Print the listing below in its entirety, character for character.

==== Extracted information ====

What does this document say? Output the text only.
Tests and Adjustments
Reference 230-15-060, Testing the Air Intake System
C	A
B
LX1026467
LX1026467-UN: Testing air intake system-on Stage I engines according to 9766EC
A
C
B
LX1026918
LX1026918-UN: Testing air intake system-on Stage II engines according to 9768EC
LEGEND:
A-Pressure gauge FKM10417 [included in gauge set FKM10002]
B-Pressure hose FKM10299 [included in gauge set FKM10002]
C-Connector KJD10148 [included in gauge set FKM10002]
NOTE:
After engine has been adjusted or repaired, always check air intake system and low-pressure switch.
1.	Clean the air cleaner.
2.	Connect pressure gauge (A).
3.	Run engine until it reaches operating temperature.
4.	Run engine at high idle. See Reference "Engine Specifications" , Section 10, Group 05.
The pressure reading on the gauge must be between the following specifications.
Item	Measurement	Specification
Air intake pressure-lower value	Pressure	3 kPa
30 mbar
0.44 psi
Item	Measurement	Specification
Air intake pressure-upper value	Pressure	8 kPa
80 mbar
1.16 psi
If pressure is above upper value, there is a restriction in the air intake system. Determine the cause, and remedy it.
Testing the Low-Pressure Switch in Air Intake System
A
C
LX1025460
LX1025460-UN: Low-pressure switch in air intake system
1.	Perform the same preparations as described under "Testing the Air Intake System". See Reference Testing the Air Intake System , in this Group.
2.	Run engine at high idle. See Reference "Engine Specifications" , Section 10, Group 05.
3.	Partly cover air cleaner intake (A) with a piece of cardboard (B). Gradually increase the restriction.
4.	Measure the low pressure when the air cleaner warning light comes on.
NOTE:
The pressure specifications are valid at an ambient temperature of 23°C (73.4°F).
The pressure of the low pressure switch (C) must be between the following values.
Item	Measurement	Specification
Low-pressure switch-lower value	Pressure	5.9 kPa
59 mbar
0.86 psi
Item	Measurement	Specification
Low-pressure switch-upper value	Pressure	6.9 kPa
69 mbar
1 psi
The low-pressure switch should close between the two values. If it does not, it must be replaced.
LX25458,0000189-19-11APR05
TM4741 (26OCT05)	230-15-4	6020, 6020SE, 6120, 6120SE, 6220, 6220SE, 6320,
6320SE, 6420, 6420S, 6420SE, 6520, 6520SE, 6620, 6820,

====

The completed task »
What does this document say? Output the text only.
Tests and Adjustments
Reference 230-15-060, Testing the Air Intake System
C	A
B
LX1026467
LX1026467-UN: Testing air intake system-on Stage I engines according to 9766EC
A
C
B
LX1026918
LX1026918-UN: Testing air intake system-on Stage II engines according to 9768EC
LEGEND:
A-Pressure gauge FKM10417 [included in gauge set FKM10002]
B-Pressure hose FKM10299 [included in gauge set FKM10002]
C-Connector KJD10148 [included in gauge set FKM10002]
NOTE:
After engine has been adjusted or repaired, always check air intake system and low-pressure switch.
1.	Clean the air cleaner.
2.	Connect pressure gauge (A).
3.	Run engine until it reaches operating temperature.
4.	Run engine at high idle. See Reference "Engine Specifications" , Section 10, Group 05.
The pressure reading on the gauge must be between the following specifications.
Item	Measurement	Specification
Air intake pressure-lower value	Pressure	3 kPa
30 mbar
0.44 psi
Item	Measurement	Specification
Air intake pressure-upper value	Pressure	8 kPa
80 mbar
1.16 psi
If pressure is above upper value, there is a restriction in the air intake system. Determine the cause, and remedy it.
Testing the Low-Pressure Switch in Air Intake System
A
C
LX1025460
LX1025460-UN: Low-pressure switch in air intake system
1.	Perform the same preparations as described under "Testing the Air Intake System". See Reference Testing the Air Intake System , in this Group.
2.	Run engine at high idle. See Reference "Engine Specifications" , Section 10, Group 05.
3.	Partly cover air cleaner intake (A) with a piece of cardboard (B). Gradually increase the restriction.
4.	Measure the low pressure when the air cleaner warning light comes on.
NOTE:
The pressure specifications are valid at an ambient temperature of 23°C (73.4°F).
The pressure of the low pressure switch (C) must be between the following values.
Item	Measurement	Specification
Low-pressure switch-lower value	Pressure	5.9 kPa
59 mbar
0.86 psi
Item	Measurement	Specification
Low-pressure switch-upper value	Pressure	6.9 kPa
69 mbar
1 psi
The low-pressure switch should close between the two values. If it does not, it must be replaced.
LX25458,0000189-19-11APR05
TM4741 (26OCT05)	230-15-4	6020, 6020SE, 6120, 6120SE, 6220, 6220SE, 6320,
6320SE, 6420, 6420S, 6420SE, 6520, 6520SE, 6620, 6820,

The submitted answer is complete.